ENTRIES PROVIDED:
┌──
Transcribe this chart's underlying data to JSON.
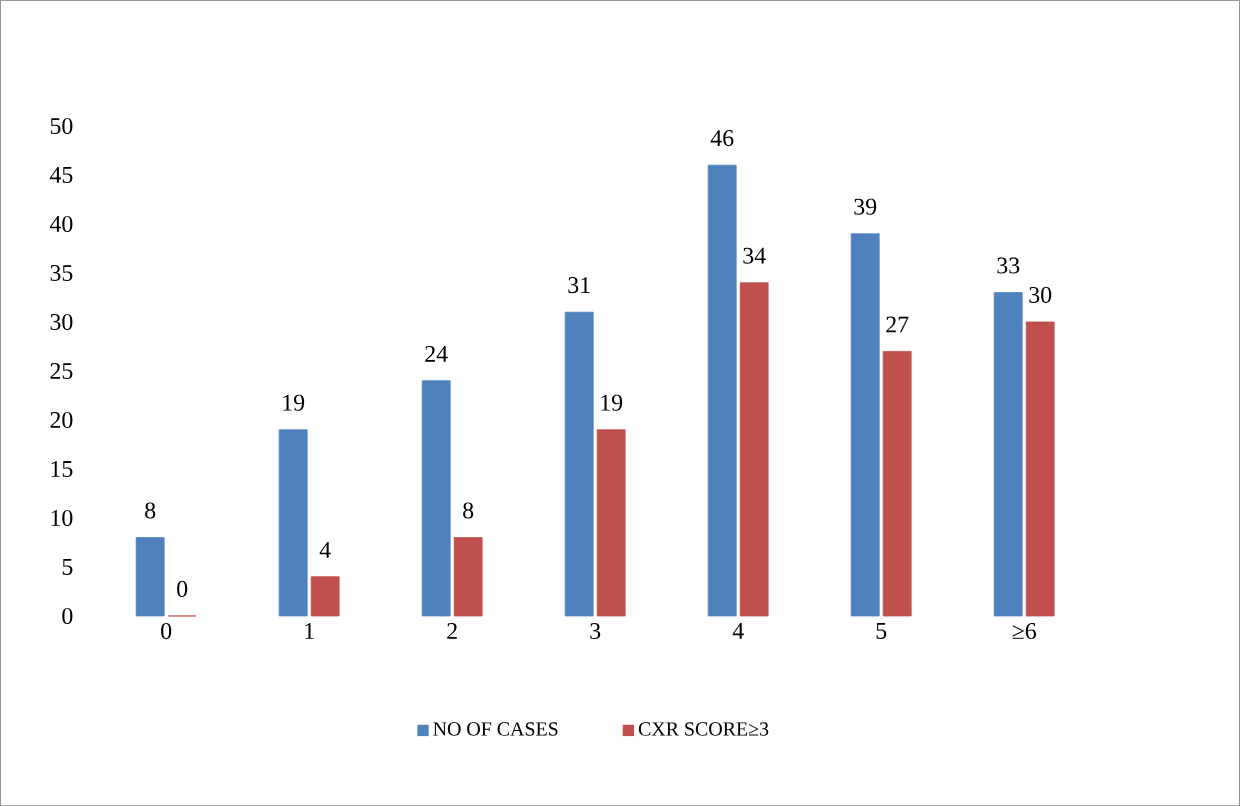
{
  "chart_data": {
    "type": "bar",
    "categories": [
      "0",
      "1",
      "2",
      "3",
      "4",
      "5",
      "≥6"
    ],
    "series": [
      {
        "name": "NO OF CASES",
        "color": "#4f81bd",
        "values": [
          8,
          19,
          24,
          31,
          46,
          39,
          33
        ]
      },
      {
        "name": "CXR SCORE≥3",
        "color": "#c0504d",
        "values": [
          0,
          4,
          8,
          19,
          34,
          27,
          30
        ]
      }
    ],
    "ylim": [
      0,
      50
    ],
    "yticks": [
      0,
      5,
      10,
      15,
      20,
      25,
      30,
      35,
      40,
      45,
      50
    ],
    "grid": false,
    "legend": "bottom",
    "data_labels": true
  }
}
└──
STATED EXERCISE: Write out all the entries exactly, except for the pictures.

RIGHT ANSWER:
Transcribe this chart's underlying data to JSON.
{
  "chart_data": {
    "type": "bar",
    "categories": [
      "0",
      "1",
      "2",
      "3",
      "4",
      "5",
      "≥6"
    ],
    "series": [
      {
        "name": "NO OF CASES",
        "color": "#4f81bd",
        "values": [
          8,
          19,
          24,
          31,
          46,
          39,
          33
        ]
      },
      {
        "name": "CXR SCORE≥3",
        "color": "#c0504d",
        "values": [
          0,
          4,
          8,
          19,
          34,
          27,
          30
        ]
      }
    ],
    "ylim": [
      0,
      50
    ],
    "yticks": [
      0,
      5,
      10,
      15,
      20,
      25,
      30,
      35,
      40,
      45,
      50
    ],
    "grid": false,
    "legend": "bottom",
    "data_labels": true
  }
}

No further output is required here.